_Given request:_
Extract the text of each entry below exactly, leaving every image behind.

_Entries:_
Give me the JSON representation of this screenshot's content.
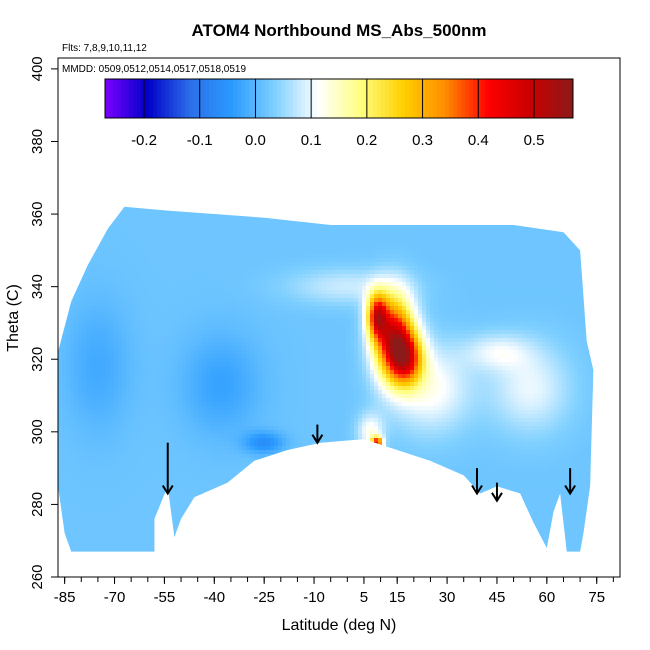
{
  "chart_data": {
    "type": "heatmap",
    "title": "ATOM4 Northbound MS_Abs_500nm",
    "annotations": [
      "Flts: 7,8,9,10,11,12",
      "MMDD: 0509,0512,0514,0517,0518,0519"
    ],
    "xlabel": "Latitude (deg N)",
    "ylabel": "Theta (C)",
    "xlim": [
      -87,
      82
    ],
    "ylim": [
      260,
      403
    ],
    "x_ticks": [
      -85,
      -70,
      -55,
      -40,
      -25,
      -10,
      5,
      15,
      30,
      45,
      60,
      75
    ],
    "x_tick_labels": [
      "-85",
      "-70",
      "-55",
      "-40",
      "-25",
      "-10",
      "5",
      "15",
      "30",
      "45",
      "60",
      "75"
    ],
    "y_ticks": [
      260,
      280,
      300,
      320,
      340,
      360,
      380,
      400
    ],
    "y_tick_labels": [
      "260",
      "280",
      "300",
      "320",
      "340",
      "360",
      "380",
      "400"
    ],
    "colorbar": {
      "min": -0.27,
      "max": 0.57,
      "ticks": [
        -0.2,
        -0.1,
        0.0,
        0.1,
        0.2,
        0.3,
        0.4,
        0.5
      ],
      "tick_labels": [
        "-0.2",
        "-0.1",
        "0.0",
        "0.1",
        "0.2",
        "0.3",
        "0.4",
        "0.5"
      ],
      "colors": [
        "#7a00ff",
        "#0000c8",
        "#2b6fe8",
        "#2a9bff",
        "#7fd0ff",
        "#ffffff",
        "#ffff80",
        "#ffd000",
        "#ff8c00",
        "#ff0000",
        "#c80000",
        "#8b1a1a"
      ]
    },
    "background_value": 0.02,
    "data_region_outline": [
      [
        -87,
        285
      ],
      [
        -87,
        322
      ],
      [
        -83,
        336
      ],
      [
        -78,
        346
      ],
      [
        -72,
        356
      ],
      [
        -67,
        362
      ],
      [
        -55,
        361
      ],
      [
        -25,
        359
      ],
      [
        -5,
        357
      ],
      [
        20,
        357
      ],
      [
        50,
        357
      ],
      [
        65,
        355
      ],
      [
        70,
        350
      ],
      [
        72,
        325
      ],
      [
        74,
        317
      ],
      [
        73,
        285
      ],
      [
        71,
        272
      ],
      [
        70,
        267
      ],
      [
        66,
        267
      ],
      [
        64,
        283
      ],
      [
        62,
        278
      ],
      [
        60,
        268
      ],
      [
        56,
        275
      ],
      [
        52,
        283
      ],
      [
        45,
        285
      ],
      [
        40,
        283
      ],
      [
        35,
        288
      ],
      [
        25,
        292
      ],
      [
        15,
        295
      ],
      [
        5,
        298
      ],
      [
        -8,
        297
      ],
      [
        -18,
        295
      ],
      [
        -28,
        292
      ],
      [
        -36,
        286
      ],
      [
        -46,
        282
      ],
      [
        -50,
        276
      ],
      [
        -52,
        271
      ],
      [
        -54,
        285
      ],
      [
        -58,
        276
      ],
      [
        -58,
        267
      ],
      [
        -83,
        267
      ],
      [
        -85,
        272
      ]
    ],
    "features": [
      {
        "lat": -38,
        "theta": 313,
        "value": -0.03,
        "radius_lat": 12,
        "radius_theta": 14
      },
      {
        "lat": -75,
        "theta": 318,
        "value": -0.02,
        "radius_lat": 10,
        "radius_theta": 18
      },
      {
        "lat": -25,
        "theta": 297,
        "value": -0.06,
        "radius_lat": 6,
        "radius_theta": 3
      },
      {
        "lat": 14,
        "theta": 326,
        "value": 0.46,
        "radius_lat": 6,
        "radius_theta": 11
      },
      {
        "lat": 9,
        "theta": 332,
        "value": 0.36,
        "radius_lat": 3,
        "radius_theta": 6
      },
      {
        "lat": 18,
        "theta": 320,
        "value": 0.3,
        "radius_lat": 5,
        "radius_theta": 7
      },
      {
        "lat": 7,
        "theta": 300,
        "value": 0.12,
        "radius_lat": 4,
        "radius_theta": 5
      },
      {
        "lat": 9,
        "theta": 297,
        "value": 0.4,
        "radius_lat": 1.6,
        "radius_theta": 1.6
      },
      {
        "lat": 25,
        "theta": 312,
        "value": 0.12,
        "radius_lat": 12,
        "radius_theta": 12
      },
      {
        "lat": 55,
        "theta": 312,
        "value": 0.1,
        "radius_lat": 12,
        "radius_theta": 12
      },
      {
        "lat": 45,
        "theta": 322,
        "value": 0.09,
        "radius_lat": 10,
        "radius_theta": 5
      },
      {
        "lat": 0,
        "theta": 340,
        "value": 0.08,
        "radius_lat": 18,
        "radius_theta": 5
      }
    ],
    "arrows": [
      {
        "lat": -54,
        "theta_top": 297,
        "theta_tip": 283
      },
      {
        "lat": -9,
        "theta_top": 302,
        "theta_tip": 297
      },
      {
        "lat": 39,
        "theta_top": 290,
        "theta_tip": 283
      },
      {
        "lat": 45,
        "theta_top": 286,
        "theta_tip": 281
      },
      {
        "lat": 67,
        "theta_top": 290,
        "theta_tip": 283
      }
    ]
  }
}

_In response:_
Give me the JSON representation of this screenshot's content.
{
  "chart_data": {
    "type": "heatmap",
    "title": "ATOM4 Northbound MS_Abs_500nm",
    "annotations": [
      "Flts: 7,8,9,10,11,12",
      "MMDD: 0509,0512,0514,0517,0518,0519"
    ],
    "xlabel": "Latitude (deg N)",
    "ylabel": "Theta (C)",
    "xlim": [
      -87,
      82
    ],
    "ylim": [
      260,
      403
    ],
    "x_ticks": [
      -85,
      -70,
      -55,
      -40,
      -25,
      -10,
      5,
      15,
      30,
      45,
      60,
      75
    ],
    "x_tick_labels": [
      "-85",
      "-70",
      "-55",
      "-40",
      "-25",
      "-10",
      "5",
      "15",
      "30",
      "45",
      "60",
      "75"
    ],
    "y_ticks": [
      260,
      280,
      300,
      320,
      340,
      360,
      380,
      400
    ],
    "y_tick_labels": [
      "260",
      "280",
      "300",
      "320",
      "340",
      "360",
      "380",
      "400"
    ],
    "colorbar": {
      "min": -0.27,
      "max": 0.57,
      "ticks": [
        -0.2,
        -0.1,
        0.0,
        0.1,
        0.2,
        0.3,
        0.4,
        0.5
      ],
      "tick_labels": [
        "-0.2",
        "-0.1",
        "0.0",
        "0.1",
        "0.2",
        "0.3",
        "0.4",
        "0.5"
      ],
      "colors": [
        "#7a00ff",
        "#0000c8",
        "#2b6fe8",
        "#2a9bff",
        "#7fd0ff",
        "#ffffff",
        "#ffff80",
        "#ffd000",
        "#ff8c00",
        "#ff0000",
        "#c80000",
        "#8b1a1a"
      ]
    },
    "background_value": 0.02,
    "data_region_outline": [
      [
        -87,
        285
      ],
      [
        -87,
        322
      ],
      [
        -83,
        336
      ],
      [
        -78,
        346
      ],
      [
        -72,
        356
      ],
      [
        -67,
        362
      ],
      [
        -55,
        361
      ],
      [
        -25,
        359
      ],
      [
        -5,
        357
      ],
      [
        20,
        357
      ],
      [
        50,
        357
      ],
      [
        65,
        355
      ],
      [
        70,
        350
      ],
      [
        72,
        325
      ],
      [
        74,
        317
      ],
      [
        73,
        285
      ],
      [
        71,
        272
      ],
      [
        70,
        267
      ],
      [
        66,
        267
      ],
      [
        64,
        283
      ],
      [
        62,
        278
      ],
      [
        60,
        268
      ],
      [
        56,
        275
      ],
      [
        52,
        283
      ],
      [
        45,
        285
      ],
      [
        40,
        283
      ],
      [
        35,
        288
      ],
      [
        25,
        292
      ],
      [
        15,
        295
      ],
      [
        5,
        298
      ],
      [
        -8,
        297
      ],
      [
        -18,
        295
      ],
      [
        -28,
        292
      ],
      [
        -36,
        286
      ],
      [
        -46,
        282
      ],
      [
        -50,
        276
      ],
      [
        -52,
        271
      ],
      [
        -54,
        285
      ],
      [
        -58,
        276
      ],
      [
        -58,
        267
      ],
      [
        -83,
        267
      ],
      [
        -85,
        272
      ]
    ],
    "features": [
      {
        "lat": -38,
        "theta": 313,
        "value": -0.03,
        "radius_lat": 12,
        "radius_theta": 14
      },
      {
        "lat": -75,
        "theta": 318,
        "value": -0.02,
        "radius_lat": 10,
        "radius_theta": 18
      },
      {
        "lat": -25,
        "theta": 297,
        "value": -0.06,
        "radius_lat": 6,
        "radius_theta": 3
      },
      {
        "lat": 14,
        "theta": 326,
        "value": 0.46,
        "radius_lat": 6,
        "radius_theta": 11
      },
      {
        "lat": 9,
        "theta": 332,
        "value": 0.36,
        "radius_lat": 3,
        "radius_theta": 6
      },
      {
        "lat": 18,
        "theta": 320,
        "value": 0.3,
        "radius_lat": 5,
        "radius_theta": 7
      },
      {
        "lat": 7,
        "theta": 300,
        "value": 0.12,
        "radius_lat": 4,
        "radius_theta": 5
      },
      {
        "lat": 9,
        "theta": 297,
        "value": 0.4,
        "radius_lat": 1.6,
        "radius_theta": 1.6
      },
      {
        "lat": 25,
        "theta": 312,
        "value": 0.12,
        "radius_lat": 12,
        "radius_theta": 12
      },
      {
        "lat": 55,
        "theta": 312,
        "value": 0.1,
        "radius_lat": 12,
        "radius_theta": 12
      },
      {
        "lat": 45,
        "theta": 322,
        "value": 0.09,
        "radius_lat": 10,
        "radius_theta": 5
      },
      {
        "lat": 0,
        "theta": 340,
        "value": 0.08,
        "radius_lat": 18,
        "radius_theta": 5
      }
    ],
    "arrows": [
      {
        "lat": -54,
        "theta_top": 297,
        "theta_tip": 283
      },
      {
        "lat": -9,
        "theta_top": 302,
        "theta_tip": 297
      },
      {
        "lat": 39,
        "theta_top": 290,
        "theta_tip": 283
      },
      {
        "lat": 45,
        "theta_top": 286,
        "theta_tip": 281
      },
      {
        "lat": 67,
        "theta_top": 290,
        "theta_tip": 283
      }
    ]
  }
}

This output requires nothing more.